> [CHALLENGE]: Read through the data and report every line in which the word "xlabel" occurs.

> [MATERIAL]:
........

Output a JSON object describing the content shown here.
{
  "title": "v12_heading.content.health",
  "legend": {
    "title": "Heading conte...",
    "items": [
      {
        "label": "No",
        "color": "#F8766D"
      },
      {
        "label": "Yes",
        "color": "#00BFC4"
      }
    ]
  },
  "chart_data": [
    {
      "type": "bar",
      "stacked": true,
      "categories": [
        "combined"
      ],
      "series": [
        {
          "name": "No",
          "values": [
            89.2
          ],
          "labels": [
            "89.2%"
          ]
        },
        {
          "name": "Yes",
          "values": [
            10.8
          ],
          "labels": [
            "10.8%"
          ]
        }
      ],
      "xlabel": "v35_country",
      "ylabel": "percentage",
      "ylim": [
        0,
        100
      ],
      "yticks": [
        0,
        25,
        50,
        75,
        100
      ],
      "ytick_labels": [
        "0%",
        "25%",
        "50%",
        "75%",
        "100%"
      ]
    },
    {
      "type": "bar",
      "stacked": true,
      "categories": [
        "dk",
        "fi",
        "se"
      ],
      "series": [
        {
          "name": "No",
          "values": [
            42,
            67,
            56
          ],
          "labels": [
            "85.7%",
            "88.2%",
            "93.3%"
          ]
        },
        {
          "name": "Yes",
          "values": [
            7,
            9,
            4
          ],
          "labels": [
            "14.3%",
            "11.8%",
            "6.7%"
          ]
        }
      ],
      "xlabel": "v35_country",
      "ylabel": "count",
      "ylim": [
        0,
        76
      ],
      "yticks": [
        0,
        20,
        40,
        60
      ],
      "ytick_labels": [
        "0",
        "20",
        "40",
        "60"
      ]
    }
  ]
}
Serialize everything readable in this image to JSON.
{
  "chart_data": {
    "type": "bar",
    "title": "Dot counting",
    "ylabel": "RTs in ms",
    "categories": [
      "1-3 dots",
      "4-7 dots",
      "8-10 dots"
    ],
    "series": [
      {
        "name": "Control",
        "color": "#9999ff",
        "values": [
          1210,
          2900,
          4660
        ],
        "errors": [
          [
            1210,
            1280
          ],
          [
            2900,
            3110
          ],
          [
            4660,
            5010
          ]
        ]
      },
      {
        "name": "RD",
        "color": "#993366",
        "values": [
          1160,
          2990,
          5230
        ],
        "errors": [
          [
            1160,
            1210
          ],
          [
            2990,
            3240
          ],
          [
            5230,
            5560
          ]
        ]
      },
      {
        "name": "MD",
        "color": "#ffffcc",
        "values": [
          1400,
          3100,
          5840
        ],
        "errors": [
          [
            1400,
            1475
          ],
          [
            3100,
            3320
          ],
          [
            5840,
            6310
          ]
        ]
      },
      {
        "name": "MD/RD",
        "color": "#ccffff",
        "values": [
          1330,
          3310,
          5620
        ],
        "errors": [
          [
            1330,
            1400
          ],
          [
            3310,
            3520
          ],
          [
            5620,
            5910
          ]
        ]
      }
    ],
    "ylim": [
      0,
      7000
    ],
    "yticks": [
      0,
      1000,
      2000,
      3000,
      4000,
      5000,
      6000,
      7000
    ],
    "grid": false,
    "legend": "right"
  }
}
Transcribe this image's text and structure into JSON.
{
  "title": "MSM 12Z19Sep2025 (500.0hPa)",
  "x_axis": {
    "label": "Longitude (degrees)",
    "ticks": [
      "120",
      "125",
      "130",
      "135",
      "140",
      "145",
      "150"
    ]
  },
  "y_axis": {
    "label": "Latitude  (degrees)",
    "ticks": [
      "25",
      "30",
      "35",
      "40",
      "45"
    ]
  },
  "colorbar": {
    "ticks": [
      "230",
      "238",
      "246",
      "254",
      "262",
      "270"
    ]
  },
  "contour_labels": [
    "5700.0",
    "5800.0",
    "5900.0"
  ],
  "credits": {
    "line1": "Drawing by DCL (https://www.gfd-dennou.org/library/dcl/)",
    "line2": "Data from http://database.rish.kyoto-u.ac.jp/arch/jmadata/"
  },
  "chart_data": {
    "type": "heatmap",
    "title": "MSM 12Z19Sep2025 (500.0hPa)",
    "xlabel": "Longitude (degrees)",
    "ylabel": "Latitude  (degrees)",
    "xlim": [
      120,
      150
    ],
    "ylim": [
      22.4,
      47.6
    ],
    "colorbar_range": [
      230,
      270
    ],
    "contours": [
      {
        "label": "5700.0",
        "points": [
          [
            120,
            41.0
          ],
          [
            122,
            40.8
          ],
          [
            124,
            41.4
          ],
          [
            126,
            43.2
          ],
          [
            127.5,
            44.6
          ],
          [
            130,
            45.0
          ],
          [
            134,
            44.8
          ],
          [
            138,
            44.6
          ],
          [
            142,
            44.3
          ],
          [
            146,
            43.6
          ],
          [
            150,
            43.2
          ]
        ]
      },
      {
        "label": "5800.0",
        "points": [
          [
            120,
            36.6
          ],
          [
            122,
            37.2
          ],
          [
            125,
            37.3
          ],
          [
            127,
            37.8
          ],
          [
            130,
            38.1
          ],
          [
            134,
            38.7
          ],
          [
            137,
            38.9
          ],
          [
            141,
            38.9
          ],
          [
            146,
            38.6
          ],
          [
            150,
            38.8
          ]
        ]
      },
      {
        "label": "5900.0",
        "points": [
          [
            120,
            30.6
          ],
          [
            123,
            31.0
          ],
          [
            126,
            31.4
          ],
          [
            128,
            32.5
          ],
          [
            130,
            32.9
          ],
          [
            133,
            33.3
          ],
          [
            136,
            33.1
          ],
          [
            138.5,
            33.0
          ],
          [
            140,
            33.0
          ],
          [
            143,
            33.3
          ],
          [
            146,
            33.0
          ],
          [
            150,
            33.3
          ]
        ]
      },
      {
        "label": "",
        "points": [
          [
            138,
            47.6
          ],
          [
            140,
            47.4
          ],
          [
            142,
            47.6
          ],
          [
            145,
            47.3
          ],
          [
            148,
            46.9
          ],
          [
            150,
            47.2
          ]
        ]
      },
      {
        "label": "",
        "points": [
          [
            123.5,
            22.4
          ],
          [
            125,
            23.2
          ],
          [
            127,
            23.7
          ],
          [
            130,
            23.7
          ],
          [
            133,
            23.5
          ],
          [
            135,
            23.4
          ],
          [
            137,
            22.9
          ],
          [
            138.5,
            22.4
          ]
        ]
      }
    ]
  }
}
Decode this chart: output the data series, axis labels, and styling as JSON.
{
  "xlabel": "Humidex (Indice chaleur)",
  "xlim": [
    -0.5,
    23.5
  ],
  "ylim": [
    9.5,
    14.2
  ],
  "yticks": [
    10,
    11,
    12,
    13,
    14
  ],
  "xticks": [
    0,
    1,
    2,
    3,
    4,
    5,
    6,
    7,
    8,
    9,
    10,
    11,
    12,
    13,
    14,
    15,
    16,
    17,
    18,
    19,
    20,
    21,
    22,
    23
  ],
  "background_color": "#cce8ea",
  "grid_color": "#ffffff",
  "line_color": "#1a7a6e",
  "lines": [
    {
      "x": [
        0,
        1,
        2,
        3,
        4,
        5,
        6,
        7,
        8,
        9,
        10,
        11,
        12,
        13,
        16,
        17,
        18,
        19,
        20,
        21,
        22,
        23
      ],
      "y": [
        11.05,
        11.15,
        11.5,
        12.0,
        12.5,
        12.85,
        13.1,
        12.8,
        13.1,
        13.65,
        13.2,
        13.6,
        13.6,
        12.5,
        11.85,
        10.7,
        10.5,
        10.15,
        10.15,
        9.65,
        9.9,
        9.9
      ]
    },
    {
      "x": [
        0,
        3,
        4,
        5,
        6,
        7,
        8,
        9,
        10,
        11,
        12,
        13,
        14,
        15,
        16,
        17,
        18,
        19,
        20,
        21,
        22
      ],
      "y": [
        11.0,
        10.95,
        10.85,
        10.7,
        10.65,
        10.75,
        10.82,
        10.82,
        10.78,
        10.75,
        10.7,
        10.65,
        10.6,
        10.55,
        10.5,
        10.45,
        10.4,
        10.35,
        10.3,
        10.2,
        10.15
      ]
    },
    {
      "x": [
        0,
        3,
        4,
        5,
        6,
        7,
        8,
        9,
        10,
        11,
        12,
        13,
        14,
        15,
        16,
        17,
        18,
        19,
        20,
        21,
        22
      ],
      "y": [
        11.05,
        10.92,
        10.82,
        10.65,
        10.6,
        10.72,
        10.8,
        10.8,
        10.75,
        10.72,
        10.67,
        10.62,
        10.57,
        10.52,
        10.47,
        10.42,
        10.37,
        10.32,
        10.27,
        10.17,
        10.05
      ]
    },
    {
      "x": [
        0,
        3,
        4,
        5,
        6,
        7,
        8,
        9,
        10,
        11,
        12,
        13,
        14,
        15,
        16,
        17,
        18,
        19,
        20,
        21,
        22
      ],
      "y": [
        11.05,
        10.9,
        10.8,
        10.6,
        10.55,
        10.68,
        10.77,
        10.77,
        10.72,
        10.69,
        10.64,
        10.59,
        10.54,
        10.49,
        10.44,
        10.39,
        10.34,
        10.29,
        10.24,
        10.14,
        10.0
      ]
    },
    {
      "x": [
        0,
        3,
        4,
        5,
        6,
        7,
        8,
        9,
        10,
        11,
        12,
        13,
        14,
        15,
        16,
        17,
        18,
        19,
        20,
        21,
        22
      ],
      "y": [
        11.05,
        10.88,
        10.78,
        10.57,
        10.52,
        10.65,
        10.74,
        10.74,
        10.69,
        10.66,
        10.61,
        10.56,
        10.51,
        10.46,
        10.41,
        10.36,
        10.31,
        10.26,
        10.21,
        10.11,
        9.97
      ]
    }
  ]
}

........

> [TASK ANSWER]:
      "xlabel": "v35_country",
      "xlabel": "v35_country",
    "xlabel": "Longitude (degrees)",
  "xlabel": "Humidex (Indice chaleur)",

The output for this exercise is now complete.